The request:
Copy the records below exactly as they appear.

Data supplied:
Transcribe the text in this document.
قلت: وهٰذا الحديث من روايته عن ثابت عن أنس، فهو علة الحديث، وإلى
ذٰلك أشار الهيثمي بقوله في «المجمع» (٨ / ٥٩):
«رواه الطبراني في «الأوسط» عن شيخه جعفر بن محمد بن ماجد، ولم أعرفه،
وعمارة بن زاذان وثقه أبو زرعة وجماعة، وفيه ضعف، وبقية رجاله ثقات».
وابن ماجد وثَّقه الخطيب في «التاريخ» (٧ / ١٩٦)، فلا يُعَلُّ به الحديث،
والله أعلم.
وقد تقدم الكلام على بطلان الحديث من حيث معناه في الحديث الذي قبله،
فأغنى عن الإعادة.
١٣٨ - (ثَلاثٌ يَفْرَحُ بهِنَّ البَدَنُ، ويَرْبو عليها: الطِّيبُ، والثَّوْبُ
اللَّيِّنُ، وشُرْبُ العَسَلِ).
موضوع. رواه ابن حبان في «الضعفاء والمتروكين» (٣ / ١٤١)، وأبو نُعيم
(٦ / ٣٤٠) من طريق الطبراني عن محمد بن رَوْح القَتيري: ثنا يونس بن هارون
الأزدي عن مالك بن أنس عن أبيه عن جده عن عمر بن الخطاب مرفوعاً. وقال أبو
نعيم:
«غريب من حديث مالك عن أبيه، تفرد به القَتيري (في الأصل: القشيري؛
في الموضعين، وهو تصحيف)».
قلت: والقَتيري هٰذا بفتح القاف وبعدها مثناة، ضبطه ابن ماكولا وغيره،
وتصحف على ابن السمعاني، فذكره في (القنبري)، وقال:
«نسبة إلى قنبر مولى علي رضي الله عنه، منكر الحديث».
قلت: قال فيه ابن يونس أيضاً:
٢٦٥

Exercise result:
Transcribe the text in this document.
قلت: وهٰذا الحديث من روايته عن ثابت عن أنس، فهو علة الحديث، وإلى
ذٰلك أشار الهيثمي بقوله في «المجمع» (٨ / ٥٩):
«رواه الطبراني في «الأوسط» عن شيخه جعفر بن محمد بن ماجد، ولم أعرفه،
وعمارة بن زاذان وثقه أبو زرعة وجماعة، وفيه ضعف، وبقية رجاله ثقات».
وابن ماجد وثَّقه الخطيب في «التاريخ» (٧ / ١٩٦)، فلا يُعَلُّ به الحديث،
والله أعلم.
وقد تقدم الكلام على بطلان الحديث من حيث معناه في الحديث الذي قبله،
فأغنى عن الإعادة.
١٣٨ - (ثَلاثٌ يَفْرَحُ بهِنَّ البَدَنُ، ويَرْبو عليها: الطِّيبُ، والثَّوْبُ
اللَّيِّنُ، وشُرْبُ العَسَلِ).
موضوع. رواه ابن حبان في «الضعفاء والمتروكين» (٣ / ١٤١)، وأبو نُعيم
(٦ / ٣٤٠) من طريق الطبراني عن محمد بن رَوْح القَتيري: ثنا يونس بن هارون
الأزدي عن مالك بن أنس عن أبيه عن جده عن عمر بن الخطاب مرفوعاً. وقال أبو
نعيم:
«غريب من حديث مالك عن أبيه، تفرد به القَتيري (في الأصل: القشيري؛
في الموضعين، وهو تصحيف)».
قلت: والقَتيري هٰذا بفتح القاف وبعدها مثناة، ضبطه ابن ماكولا وغيره،
وتصحف على ابن السمعاني، فذكره في (القنبري)، وقال:
«نسبة إلى قنبر مولى علي رضي الله عنه، منكر الحديث».
قلت: قال فيه ابن يونس أيضاً:
٢٦٥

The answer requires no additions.